**Task goal:**
The records that follow should be retyped word for word.

Saved data entries
###

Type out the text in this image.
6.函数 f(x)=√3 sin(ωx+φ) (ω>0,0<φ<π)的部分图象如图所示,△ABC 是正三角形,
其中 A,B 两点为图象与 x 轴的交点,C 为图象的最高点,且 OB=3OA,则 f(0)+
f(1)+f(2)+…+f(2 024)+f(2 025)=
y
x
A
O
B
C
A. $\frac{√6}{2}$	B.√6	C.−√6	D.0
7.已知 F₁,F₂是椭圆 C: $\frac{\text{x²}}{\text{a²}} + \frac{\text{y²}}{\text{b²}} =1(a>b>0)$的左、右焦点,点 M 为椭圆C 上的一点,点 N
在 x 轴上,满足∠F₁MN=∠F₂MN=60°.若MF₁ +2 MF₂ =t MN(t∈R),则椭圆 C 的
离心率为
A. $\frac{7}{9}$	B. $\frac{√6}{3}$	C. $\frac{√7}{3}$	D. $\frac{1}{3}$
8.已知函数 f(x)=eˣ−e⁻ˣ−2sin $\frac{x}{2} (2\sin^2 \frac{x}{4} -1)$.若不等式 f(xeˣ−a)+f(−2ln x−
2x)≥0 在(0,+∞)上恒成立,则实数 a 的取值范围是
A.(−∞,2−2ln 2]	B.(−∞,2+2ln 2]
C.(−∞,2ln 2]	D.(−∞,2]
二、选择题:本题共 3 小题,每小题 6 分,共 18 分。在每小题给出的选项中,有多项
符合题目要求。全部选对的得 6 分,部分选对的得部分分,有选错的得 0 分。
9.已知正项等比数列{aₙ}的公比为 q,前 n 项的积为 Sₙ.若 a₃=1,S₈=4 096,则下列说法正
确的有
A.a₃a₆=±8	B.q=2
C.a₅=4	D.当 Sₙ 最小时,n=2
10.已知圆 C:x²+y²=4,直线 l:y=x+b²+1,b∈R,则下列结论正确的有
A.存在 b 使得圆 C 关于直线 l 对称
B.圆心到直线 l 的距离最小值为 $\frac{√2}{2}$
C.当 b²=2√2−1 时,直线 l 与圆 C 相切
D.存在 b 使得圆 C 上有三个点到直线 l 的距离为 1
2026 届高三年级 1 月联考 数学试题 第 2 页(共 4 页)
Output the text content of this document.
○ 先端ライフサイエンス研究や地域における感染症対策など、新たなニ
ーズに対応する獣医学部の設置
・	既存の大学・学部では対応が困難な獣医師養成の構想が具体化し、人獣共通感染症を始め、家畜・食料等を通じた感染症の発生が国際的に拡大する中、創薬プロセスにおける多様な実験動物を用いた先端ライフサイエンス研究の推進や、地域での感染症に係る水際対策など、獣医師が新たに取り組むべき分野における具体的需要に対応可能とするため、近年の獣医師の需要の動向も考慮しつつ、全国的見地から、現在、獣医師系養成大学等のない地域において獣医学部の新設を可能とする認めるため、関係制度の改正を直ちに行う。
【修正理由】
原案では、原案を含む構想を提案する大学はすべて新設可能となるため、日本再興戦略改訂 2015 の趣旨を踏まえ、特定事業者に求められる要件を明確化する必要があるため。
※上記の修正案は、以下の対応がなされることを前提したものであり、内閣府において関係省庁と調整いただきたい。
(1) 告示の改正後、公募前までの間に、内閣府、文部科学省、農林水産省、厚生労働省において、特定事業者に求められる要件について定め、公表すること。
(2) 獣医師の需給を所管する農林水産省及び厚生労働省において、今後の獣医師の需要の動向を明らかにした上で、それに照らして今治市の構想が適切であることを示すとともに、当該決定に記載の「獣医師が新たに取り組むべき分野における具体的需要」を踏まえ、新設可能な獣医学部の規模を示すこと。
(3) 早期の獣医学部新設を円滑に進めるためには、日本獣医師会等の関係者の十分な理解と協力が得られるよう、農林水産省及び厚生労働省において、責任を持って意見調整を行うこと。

###

**Exercise answer:**
Type out the text in this image.
6.函数 f(x)=√3 sin(ωx+φ) (ω>0,0<φ<π)的部分图象如图所示,△ABC 是正三角形,
其中 A,B 两点为图象与 x 轴的交点,C 为图象的最高点,且 OB=3OA,则 f(0)+
f(1)+f(2)+…+f(2 024)+f(2 025)=
y
x
A
O
B
C
A. $\frac{√6}{2}$	B.√6	C.−√6	D.0
7.已知 F₁,F₂是椭圆 C: $\frac{\text{x²}}{\text{a²}} + \frac{\text{y²}}{\text{b²}} =1(a>b>0)$的左、右焦点,点 M 为椭圆C 上的一点,点 N
在 x 轴上,满足∠F₁MN=∠F₂MN=60°.若MF₁ +2 MF₂ =t MN(t∈R),则椭圆 C 的
离心率为
A. $\frac{7}{9}$	B. $\frac{√6}{3}$	C. $\frac{√7}{3}$	D. $\frac{1}{3}$
8.已知函数 f(x)=eˣ−e⁻ˣ−2sin $\frac{x}{2} (2\sin^2 \frac{x}{4} -1)$.若不等式 f(xeˣ−a)+f(−2ln x−
2x)≥0 在(0,+∞)上恒成立,则实数 a 的取值范围是
A.(−∞,2−2ln 2]	B.(−∞,2+2ln 2]
C.(−∞,2ln 2]	D.(−∞,2]
二、选择题:本题共 3 小题,每小题 6 分,共 18 分。在每小题给出的选项中,有多项
符合题目要求。全部选对的得 6 分,部分选对的得部分分,有选错的得 0 分。
9.已知正项等比数列{aₙ}的公比为 q,前 n 项的积为 Sₙ.若 a₃=1,S₈=4 096,则下列说法正
确的有
A.a₃a₆=±8	B.q=2
C.a₅=4	D.当 Sₙ 最小时,n=2
10.已知圆 C:x²+y²=4,直线 l:y=x+b²+1,b∈R,则下列结论正确的有
A.存在 b 使得圆 C 关于直线 l 对称
B.圆心到直线 l 的距离最小值为 $\frac{√2}{2}$
C.当 b²=2√2−1 时,直线 l 与圆 C 相切
D.存在 b 使得圆 C 上有三个点到直线 l 的距离为 1
2026 届高三年级 1 月联考 数学试题 第 2 页(共 4 页)
Output the text content of this document.
○ 先端ライフサイエンス研究や地域における感染症対策など、新たなニ
ーズに対応する獣医学部の設置
・	既存の大学・学部では対応が困難な獣医師養成の構想が具体化し、人獣共通感染症を始め、家畜・食料等を通じた感染症の発生が国際的に拡大する中、創薬プロセスにおける多様な実験動物を用いた先端ライフサイエンス研究の推進や、地域での感染症に係る水際対策など、獣医師が新たに取り組むべき分野における具体的需要に対応可能とするため、近年の獣医師の需要の動向も考慮しつつ、全国的見地から、現在、獣医師系養成大学等のない地域において獣医学部の新設を可能とする認めるため、関係制度の改正を直ちに行う。
【修正理由】
原案では、原案を含む構想を提案する大学はすべて新設可能となるため、日本再興戦略改訂 2015 の趣旨を踏まえ、特定事業者に求められる要件を明確化する必要があるため。
※上記の修正案は、以下の対応がなされることを前提したものであり、内閣府において関係省庁と調整いただきたい。
(1) 告示の改正後、公募前までの間に、内閣府、文部科学省、農林水産省、厚生労働省において、特定事業者に求められる要件について定め、公表すること。
(2) 獣医師の需給を所管する農林水産省及び厚生労働省において、今後の獣医師の需要の動向を明らかにした上で、それに照らして今治市の構想が適切であることを示すとともに、当該決定に記載の「獣医師が新たに取り組むべき分野における具体的需要」を踏まえ、新設可能な獣医学部の規模を示すこと。
(3) 早期の獣医学部新設を円滑に進めるためには、日本獣医師会等の関係者の十分な理解と協力が得られるよう、農林水産省及び厚生労働省において、責任を持って意見調整を行うこと。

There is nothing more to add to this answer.